— START —
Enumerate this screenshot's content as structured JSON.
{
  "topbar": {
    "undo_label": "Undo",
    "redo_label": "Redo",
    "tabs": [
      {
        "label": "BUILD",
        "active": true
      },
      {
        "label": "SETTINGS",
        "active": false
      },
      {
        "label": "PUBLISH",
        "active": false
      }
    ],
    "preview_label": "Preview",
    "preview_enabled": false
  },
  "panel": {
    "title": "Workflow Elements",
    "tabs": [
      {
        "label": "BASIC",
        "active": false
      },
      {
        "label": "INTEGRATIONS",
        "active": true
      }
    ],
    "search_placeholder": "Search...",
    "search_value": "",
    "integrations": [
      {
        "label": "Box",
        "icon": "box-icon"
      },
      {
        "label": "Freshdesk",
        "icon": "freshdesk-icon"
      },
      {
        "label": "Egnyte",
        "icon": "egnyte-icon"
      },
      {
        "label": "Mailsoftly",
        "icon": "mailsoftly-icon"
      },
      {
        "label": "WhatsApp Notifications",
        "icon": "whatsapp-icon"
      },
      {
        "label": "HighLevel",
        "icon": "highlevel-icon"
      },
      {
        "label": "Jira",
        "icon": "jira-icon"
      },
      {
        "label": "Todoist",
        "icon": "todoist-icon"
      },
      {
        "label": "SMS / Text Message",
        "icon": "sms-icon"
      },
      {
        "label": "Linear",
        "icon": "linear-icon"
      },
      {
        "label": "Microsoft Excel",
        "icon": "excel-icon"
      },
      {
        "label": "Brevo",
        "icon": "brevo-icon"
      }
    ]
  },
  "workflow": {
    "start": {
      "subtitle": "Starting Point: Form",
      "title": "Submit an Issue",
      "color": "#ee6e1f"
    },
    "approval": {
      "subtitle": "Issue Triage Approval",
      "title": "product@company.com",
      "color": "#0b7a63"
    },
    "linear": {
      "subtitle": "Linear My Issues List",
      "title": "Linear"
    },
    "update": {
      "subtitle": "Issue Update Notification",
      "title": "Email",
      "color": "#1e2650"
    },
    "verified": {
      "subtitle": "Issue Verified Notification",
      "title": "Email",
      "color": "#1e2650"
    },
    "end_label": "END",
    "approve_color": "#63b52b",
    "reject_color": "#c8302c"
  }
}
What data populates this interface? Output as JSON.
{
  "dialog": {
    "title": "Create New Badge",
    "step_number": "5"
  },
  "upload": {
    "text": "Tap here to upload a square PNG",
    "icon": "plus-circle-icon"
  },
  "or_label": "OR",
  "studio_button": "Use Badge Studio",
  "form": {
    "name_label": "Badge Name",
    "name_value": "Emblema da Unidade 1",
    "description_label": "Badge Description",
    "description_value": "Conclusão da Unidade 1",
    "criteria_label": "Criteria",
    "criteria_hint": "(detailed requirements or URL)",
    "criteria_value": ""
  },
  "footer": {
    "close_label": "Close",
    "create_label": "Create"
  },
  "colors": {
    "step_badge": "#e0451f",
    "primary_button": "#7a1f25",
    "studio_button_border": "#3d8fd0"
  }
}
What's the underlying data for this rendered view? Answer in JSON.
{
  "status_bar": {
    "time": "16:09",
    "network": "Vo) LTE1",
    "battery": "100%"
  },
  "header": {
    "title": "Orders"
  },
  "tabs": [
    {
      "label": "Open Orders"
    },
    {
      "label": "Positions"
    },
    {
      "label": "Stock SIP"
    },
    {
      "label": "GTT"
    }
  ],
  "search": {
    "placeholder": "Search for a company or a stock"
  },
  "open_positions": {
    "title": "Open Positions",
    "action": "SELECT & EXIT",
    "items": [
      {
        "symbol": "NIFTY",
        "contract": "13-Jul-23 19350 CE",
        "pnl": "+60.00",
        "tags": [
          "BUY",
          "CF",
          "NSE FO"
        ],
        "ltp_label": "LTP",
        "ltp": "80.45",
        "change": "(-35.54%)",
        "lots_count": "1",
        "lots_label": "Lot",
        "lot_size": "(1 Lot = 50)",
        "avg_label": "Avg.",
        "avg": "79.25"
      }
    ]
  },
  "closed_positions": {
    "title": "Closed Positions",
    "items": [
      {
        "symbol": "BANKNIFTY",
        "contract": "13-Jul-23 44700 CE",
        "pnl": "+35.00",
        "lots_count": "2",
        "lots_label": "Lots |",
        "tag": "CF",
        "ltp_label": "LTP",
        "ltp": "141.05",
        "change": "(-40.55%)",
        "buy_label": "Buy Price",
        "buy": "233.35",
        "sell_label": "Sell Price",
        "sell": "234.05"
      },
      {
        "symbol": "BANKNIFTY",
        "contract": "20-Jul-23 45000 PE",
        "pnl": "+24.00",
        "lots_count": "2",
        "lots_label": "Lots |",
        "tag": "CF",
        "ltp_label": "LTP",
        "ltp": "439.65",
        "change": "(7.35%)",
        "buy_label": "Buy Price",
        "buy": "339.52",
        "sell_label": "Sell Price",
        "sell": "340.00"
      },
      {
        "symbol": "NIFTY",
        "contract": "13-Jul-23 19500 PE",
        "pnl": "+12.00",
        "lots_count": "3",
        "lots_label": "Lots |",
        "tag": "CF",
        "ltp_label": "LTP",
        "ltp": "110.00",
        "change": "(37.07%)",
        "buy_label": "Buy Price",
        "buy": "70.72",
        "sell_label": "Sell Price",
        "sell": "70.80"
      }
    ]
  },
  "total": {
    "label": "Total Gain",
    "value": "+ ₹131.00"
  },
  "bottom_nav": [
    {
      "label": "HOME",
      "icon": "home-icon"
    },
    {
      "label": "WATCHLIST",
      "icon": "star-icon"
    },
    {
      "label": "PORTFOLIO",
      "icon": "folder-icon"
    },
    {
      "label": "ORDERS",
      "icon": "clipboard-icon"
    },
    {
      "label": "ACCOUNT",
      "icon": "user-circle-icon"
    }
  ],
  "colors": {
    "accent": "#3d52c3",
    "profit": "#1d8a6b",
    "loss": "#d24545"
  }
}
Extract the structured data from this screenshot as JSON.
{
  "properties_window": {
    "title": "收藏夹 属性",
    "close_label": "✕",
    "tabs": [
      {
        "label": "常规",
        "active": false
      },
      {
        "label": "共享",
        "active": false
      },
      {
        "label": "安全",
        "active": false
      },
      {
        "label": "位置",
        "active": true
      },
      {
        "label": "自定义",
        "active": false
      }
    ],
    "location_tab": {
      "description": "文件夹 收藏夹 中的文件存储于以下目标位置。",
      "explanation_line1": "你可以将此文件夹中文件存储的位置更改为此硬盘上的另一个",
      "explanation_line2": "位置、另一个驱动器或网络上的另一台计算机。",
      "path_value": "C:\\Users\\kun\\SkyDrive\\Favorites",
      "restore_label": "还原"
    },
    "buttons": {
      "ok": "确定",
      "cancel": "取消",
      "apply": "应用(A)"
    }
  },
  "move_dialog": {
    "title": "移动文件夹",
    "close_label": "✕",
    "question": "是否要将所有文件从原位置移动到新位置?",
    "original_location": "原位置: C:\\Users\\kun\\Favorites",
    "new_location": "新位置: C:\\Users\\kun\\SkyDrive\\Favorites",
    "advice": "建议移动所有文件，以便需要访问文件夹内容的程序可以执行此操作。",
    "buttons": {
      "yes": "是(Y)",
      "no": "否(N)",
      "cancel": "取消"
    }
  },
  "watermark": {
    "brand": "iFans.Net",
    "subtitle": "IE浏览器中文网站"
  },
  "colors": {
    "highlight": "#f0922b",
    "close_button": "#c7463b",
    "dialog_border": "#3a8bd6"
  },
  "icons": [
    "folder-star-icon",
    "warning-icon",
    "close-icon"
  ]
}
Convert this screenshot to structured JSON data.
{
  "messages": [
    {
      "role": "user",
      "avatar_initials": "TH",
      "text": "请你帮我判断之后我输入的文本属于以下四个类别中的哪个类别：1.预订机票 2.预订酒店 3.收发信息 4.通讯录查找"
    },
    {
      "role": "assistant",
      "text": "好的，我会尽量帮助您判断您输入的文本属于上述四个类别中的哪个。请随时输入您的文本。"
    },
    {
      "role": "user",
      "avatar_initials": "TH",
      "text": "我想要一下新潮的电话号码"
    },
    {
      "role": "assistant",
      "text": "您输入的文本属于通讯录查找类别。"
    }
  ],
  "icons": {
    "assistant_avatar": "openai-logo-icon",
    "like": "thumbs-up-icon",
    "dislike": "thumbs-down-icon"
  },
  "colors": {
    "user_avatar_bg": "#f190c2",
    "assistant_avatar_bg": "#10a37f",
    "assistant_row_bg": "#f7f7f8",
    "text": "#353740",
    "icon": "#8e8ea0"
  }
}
— END —
● **Task goal**
Copy exactly, and only, the lines from the one containing "Convert this screenshot" through the last line of the listing.

● **Result for this task**
Convert this screenshot to structured JSON data.
{
  "messages": [
    {
      "role": "user",
      "avatar_initials": "TH",
      "text": "请你帮我判断之后我输入的文本属于以下四个类别中的哪个类别：1.预订机票 2.预订酒店 3.收发信息 4.通讯录查找"
    },
    {
      "role": "assistant",
      "text": "好的，我会尽量帮助您判断您输入的文本属于上述四个类别中的哪个。请随时输入您的文本。"
    },
    {
      "role": "user",
      "avatar_initials": "TH",
      "text": "我想要一下新潮的电话号码"
    },
    {
      "role": "assistant",
      "text": "您输入的文本属于通讯录查找类别。"
    }
  ],
  "icons": {
    "assistant_avatar": "openai-logo-icon",
    "like": "thumbs-up-icon",
    "dislike": "thumbs-down-icon"
  },
  "colors": {
    "user_avatar_bg": "#f190c2",
    "assistant_avatar_bg": "#10a37f",
    "assistant_row_bg": "#f7f7f8",
    "text": "#353740",
    "icon": "#8e8ea0"
  }
}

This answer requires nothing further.